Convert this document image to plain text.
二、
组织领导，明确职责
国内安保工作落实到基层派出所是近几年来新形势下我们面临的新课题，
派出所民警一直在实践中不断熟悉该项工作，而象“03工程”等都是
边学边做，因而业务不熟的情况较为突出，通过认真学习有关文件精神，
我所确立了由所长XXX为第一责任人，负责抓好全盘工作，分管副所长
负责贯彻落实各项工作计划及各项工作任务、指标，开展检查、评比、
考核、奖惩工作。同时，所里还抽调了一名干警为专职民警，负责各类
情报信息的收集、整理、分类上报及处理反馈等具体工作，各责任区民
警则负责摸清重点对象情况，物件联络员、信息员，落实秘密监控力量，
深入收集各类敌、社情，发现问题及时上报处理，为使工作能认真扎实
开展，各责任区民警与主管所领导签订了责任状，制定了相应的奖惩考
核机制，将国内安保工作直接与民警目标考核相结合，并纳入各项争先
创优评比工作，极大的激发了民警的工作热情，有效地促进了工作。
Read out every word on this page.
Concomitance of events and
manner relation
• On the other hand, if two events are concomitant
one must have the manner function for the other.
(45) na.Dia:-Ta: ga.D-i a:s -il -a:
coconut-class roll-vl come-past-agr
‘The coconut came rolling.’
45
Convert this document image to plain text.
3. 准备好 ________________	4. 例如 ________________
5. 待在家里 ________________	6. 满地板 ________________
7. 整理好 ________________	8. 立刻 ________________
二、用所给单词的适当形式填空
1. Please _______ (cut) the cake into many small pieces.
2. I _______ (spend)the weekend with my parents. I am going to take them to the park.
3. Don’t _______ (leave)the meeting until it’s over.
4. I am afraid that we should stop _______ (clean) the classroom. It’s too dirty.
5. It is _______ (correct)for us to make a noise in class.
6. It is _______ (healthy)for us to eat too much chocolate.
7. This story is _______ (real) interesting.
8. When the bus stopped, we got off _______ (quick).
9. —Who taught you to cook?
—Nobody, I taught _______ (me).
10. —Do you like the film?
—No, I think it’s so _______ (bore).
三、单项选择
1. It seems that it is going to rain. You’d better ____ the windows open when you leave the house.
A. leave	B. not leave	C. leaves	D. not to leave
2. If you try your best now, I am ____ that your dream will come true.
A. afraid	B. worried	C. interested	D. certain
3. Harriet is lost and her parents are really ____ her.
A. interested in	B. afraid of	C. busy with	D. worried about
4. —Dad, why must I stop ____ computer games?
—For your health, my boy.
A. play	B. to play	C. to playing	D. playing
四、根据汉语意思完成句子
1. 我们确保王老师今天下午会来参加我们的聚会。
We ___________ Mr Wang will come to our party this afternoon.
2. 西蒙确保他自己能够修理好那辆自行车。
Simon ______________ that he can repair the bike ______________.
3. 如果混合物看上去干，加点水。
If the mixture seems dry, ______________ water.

━━━━━━━━━━

(Given instruction):
Copy out all the entries shown above, character for character.

(Exercise answer):
Convert this document image to plain text.
二、
组织领导，明确职责
国内安保工作落实到基层派出所是近几年来新形势下我们面临的新课题，
派出所民警一直在实践中不断熟悉该项工作，而象“03工程”等都是
边学边做，因而业务不熟的情况较为突出，通过认真学习有关文件精神，
我所确立了由所长XXX为第一责任人，负责抓好全盘工作，分管副所长
负责贯彻落实各项工作计划及各项工作任务、指标，开展检查、评比、
考核、奖惩工作。同时，所里还抽调了一名干警为专职民警，负责各类
情报信息的收集、整理、分类上报及处理反馈等具体工作，各责任区民
警则负责摸清重点对象情况，物件联络员、信息员，落实秘密监控力量，
深入收集各类敌、社情，发现问题及时上报处理，为使工作能认真扎实
开展，各责任区民警与主管所领导签订了责任状，制定了相应的奖惩考
核机制，将国内安保工作直接与民警目标考核相结合，并纳入各项争先
创优评比工作，极大的激发了民警的工作热情，有效地促进了工作。
Read out every word on this page.
Concomitance of events and
manner relation
• On the other hand, if two events are concomitant
one must have the manner function for the other.
(45) na.Dia:-Ta: ga.D-i a:s -il -a:
coconut-class roll-vl come-past-agr
‘The coconut came rolling.’
45
Convert this document image to plain text.
3. 准备好 ________________	4. 例如 ________________
5. 待在家里 ________________	6. 满地板 ________________
7. 整理好 ________________	8. 立刻 ________________
二、用所给单词的适当形式填空
1. Please _______ (cut) the cake into many small pieces.
2. I _______ (spend)the weekend with my parents. I am going to take them to the park.
3. Don’t _______ (leave)the meeting until it’s over.
4. I am afraid that we should stop _______ (clean) the classroom. It’s too dirty.
5. It is _______ (correct)for us to make a noise in class.
6. It is _______ (healthy)for us to eat too much chocolate.
7. This story is _______ (real) interesting.
8. When the bus stopped, we got off _______ (quick).
9. —Who taught you to cook?
—Nobody, I taught _______ (me).
10. —Do you like the film?
—No, I think it’s so _______ (bore).
三、单项选择
1. It seems that it is going to rain. You’d better ____ the windows open when you leave the house.
A. leave	B. not leave	C. leaves	D. not to leave
2. If you try your best now, I am ____ that your dream will come true.
A. afraid	B. worried	C. interested	D. certain
3. Harriet is lost and her parents are really ____ her.
A. interested in	B. afraid of	C. busy with	D. worried about
4. —Dad, why must I stop ____ computer games?
—For your health, my boy.
A. play	B. to play	C. to playing	D. playing
四、根据汉语意思完成句子
1. 我们确保王老师今天下午会来参加我们的聚会。
We ___________ Mr Wang will come to our party this afternoon.
2. 西蒙确保他自己能够修理好那辆自行车。
Simon ______________ that he can repair the bike ______________.
3. 如果混合物看上去干，加点水。
If the mixture seems dry, ______________ water.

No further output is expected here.